(Stored data)
BEGIN
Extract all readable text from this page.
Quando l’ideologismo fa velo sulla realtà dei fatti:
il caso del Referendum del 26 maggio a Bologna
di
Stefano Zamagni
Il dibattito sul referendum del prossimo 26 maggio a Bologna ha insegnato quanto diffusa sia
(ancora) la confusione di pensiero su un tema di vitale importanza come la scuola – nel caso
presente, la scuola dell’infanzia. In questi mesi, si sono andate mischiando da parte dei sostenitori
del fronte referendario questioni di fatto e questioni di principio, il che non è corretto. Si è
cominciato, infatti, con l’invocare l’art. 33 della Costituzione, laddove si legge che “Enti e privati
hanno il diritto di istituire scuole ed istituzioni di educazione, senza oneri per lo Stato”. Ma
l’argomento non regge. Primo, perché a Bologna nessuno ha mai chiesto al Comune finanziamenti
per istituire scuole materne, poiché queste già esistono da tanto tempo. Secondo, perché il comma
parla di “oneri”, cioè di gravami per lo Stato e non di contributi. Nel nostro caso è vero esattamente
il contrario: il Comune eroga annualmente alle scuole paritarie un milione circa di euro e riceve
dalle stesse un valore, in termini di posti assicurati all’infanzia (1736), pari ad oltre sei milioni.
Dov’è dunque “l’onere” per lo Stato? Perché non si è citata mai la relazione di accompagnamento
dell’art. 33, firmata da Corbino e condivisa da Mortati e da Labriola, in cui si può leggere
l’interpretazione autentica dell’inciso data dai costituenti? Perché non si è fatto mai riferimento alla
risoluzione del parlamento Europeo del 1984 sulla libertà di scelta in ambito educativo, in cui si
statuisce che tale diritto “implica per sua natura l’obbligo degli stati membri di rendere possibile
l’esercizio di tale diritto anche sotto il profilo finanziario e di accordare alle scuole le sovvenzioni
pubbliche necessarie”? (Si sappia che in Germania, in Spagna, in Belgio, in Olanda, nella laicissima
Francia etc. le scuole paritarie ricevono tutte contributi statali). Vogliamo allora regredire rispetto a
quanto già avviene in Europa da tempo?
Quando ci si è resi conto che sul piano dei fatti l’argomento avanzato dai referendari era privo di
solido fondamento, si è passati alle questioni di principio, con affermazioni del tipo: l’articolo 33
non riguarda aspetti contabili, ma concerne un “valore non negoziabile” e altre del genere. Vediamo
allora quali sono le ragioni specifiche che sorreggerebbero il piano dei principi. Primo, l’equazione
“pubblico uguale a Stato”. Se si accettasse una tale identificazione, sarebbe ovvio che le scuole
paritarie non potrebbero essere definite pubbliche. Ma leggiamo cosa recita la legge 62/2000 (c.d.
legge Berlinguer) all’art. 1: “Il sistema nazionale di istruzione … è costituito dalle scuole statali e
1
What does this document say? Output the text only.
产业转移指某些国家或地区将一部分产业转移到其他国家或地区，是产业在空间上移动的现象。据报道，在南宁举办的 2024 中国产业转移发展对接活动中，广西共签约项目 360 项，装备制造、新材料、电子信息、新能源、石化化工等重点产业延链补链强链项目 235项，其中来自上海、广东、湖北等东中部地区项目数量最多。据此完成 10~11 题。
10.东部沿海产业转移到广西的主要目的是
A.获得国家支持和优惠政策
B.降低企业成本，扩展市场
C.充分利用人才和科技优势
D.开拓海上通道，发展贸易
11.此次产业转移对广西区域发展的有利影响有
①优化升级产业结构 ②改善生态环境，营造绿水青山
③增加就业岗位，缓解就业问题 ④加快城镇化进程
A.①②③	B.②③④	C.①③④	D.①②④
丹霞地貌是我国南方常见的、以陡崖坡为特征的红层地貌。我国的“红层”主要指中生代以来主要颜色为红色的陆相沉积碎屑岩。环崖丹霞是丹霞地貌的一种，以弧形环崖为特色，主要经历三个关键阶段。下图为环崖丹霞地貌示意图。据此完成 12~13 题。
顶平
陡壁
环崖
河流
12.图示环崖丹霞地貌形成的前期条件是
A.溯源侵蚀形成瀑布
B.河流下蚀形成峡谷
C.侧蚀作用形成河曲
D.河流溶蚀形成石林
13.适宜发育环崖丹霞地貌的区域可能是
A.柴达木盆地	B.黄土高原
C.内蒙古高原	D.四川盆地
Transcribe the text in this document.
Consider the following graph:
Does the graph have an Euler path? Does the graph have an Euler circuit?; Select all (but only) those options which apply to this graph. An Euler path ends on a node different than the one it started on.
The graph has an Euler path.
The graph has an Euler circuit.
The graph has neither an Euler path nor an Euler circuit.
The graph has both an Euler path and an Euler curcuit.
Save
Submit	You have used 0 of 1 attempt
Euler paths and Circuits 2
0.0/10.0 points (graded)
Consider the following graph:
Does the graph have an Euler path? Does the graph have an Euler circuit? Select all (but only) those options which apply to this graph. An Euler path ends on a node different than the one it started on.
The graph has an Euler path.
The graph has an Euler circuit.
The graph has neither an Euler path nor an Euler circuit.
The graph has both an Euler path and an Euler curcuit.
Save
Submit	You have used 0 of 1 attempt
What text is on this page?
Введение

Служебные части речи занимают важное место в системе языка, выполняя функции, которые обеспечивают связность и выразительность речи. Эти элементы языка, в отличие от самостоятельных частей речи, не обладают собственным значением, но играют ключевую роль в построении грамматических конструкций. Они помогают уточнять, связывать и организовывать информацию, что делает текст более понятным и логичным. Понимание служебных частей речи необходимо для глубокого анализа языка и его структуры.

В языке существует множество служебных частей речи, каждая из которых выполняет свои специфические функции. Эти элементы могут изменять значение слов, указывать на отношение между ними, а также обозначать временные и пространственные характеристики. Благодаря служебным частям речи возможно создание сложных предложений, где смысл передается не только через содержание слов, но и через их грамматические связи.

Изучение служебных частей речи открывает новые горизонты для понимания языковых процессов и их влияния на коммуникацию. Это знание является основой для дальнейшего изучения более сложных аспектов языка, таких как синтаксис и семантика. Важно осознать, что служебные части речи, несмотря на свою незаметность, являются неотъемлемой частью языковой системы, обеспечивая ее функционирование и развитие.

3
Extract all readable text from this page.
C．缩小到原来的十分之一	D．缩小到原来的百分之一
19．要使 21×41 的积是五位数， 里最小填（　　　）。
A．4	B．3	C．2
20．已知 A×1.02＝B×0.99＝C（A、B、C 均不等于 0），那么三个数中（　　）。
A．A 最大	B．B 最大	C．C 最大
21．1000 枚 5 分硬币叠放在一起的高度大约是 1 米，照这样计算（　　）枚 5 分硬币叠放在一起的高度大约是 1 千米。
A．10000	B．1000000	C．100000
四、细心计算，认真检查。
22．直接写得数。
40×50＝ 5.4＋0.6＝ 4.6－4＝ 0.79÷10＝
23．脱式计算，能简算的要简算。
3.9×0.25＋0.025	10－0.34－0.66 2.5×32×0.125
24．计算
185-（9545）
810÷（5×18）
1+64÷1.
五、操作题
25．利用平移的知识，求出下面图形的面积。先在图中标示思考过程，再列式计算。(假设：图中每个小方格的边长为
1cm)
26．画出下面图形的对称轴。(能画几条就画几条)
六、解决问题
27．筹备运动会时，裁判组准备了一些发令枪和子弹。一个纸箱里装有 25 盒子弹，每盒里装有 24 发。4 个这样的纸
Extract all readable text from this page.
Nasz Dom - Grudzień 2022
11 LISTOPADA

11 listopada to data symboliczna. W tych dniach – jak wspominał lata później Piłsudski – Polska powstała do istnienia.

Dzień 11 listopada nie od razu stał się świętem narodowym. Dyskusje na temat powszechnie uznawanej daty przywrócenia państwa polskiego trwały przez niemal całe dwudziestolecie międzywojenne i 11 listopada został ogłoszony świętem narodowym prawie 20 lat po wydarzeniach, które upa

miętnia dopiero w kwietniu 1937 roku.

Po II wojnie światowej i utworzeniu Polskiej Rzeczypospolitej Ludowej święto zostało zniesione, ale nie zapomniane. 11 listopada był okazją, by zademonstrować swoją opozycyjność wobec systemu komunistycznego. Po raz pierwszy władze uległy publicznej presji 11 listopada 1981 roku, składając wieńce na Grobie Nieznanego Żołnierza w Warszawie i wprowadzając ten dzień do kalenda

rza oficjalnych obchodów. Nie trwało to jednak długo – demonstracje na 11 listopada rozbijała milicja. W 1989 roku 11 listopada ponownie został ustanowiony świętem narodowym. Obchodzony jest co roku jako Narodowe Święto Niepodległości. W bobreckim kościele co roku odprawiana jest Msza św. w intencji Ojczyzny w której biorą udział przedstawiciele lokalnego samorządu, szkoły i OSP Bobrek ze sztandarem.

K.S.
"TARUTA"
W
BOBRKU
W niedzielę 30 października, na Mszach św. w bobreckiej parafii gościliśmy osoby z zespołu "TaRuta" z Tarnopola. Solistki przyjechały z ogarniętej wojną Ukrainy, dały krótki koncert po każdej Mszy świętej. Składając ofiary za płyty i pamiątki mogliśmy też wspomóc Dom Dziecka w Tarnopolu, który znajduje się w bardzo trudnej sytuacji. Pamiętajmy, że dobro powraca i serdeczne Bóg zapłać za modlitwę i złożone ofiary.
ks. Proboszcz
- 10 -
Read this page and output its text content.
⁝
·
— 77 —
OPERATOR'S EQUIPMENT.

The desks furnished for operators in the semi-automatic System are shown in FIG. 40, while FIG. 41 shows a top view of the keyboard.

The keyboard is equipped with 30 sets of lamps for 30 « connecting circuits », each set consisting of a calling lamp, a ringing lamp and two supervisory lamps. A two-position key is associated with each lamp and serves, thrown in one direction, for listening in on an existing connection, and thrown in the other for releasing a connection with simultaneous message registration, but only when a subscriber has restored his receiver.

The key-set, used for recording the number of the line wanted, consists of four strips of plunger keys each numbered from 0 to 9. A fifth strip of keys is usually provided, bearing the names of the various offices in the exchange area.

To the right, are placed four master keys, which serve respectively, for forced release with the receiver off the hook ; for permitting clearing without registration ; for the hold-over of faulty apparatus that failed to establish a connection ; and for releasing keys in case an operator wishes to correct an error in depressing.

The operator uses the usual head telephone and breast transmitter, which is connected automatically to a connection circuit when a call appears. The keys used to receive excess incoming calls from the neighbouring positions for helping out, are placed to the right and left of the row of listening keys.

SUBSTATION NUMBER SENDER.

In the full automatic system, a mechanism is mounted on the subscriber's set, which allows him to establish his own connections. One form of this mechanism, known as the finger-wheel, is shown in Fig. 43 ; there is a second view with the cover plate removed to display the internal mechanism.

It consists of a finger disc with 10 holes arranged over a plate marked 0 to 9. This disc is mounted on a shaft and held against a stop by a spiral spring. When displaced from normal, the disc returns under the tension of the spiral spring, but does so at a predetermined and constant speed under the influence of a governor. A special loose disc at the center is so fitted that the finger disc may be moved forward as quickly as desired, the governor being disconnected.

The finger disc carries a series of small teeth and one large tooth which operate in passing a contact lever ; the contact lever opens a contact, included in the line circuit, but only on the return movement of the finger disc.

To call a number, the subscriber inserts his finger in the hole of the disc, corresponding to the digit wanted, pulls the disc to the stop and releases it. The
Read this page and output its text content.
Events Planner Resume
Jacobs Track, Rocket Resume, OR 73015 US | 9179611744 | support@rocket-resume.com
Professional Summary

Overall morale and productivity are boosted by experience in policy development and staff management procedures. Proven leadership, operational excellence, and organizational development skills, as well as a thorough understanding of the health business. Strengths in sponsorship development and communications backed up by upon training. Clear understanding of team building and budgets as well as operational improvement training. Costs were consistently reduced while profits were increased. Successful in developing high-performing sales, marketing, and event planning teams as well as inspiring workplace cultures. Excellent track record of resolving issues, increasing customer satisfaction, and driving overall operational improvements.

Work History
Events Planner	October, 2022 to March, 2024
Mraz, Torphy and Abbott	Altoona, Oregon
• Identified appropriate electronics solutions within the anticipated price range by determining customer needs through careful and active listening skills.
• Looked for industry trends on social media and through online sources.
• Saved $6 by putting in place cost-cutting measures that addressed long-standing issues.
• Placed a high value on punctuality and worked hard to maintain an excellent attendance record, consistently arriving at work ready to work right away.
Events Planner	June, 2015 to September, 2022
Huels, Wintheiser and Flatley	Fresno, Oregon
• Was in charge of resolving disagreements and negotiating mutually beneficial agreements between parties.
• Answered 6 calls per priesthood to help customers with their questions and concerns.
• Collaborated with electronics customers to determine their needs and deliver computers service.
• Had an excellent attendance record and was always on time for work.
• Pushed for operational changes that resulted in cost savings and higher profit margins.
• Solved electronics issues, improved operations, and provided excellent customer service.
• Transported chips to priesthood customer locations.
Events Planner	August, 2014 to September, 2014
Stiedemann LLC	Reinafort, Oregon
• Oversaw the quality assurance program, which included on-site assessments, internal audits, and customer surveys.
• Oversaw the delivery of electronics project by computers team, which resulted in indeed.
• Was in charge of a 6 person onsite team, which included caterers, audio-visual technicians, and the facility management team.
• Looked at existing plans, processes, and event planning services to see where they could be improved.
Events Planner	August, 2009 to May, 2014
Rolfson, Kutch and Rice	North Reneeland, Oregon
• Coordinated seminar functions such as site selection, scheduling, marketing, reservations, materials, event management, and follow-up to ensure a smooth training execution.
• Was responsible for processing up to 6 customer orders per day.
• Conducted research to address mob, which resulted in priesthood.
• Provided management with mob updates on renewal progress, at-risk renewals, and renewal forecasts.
END
Which lines in the records above contain the string "resulted"? Copy each one.

• Pushed for operational changes that resulted in cost savings and higher profit margins.
• Oversaw the delivery of electronics project by computers team, which resulted in indeed.
• Conducted research to address mob, which resulted in priesthood.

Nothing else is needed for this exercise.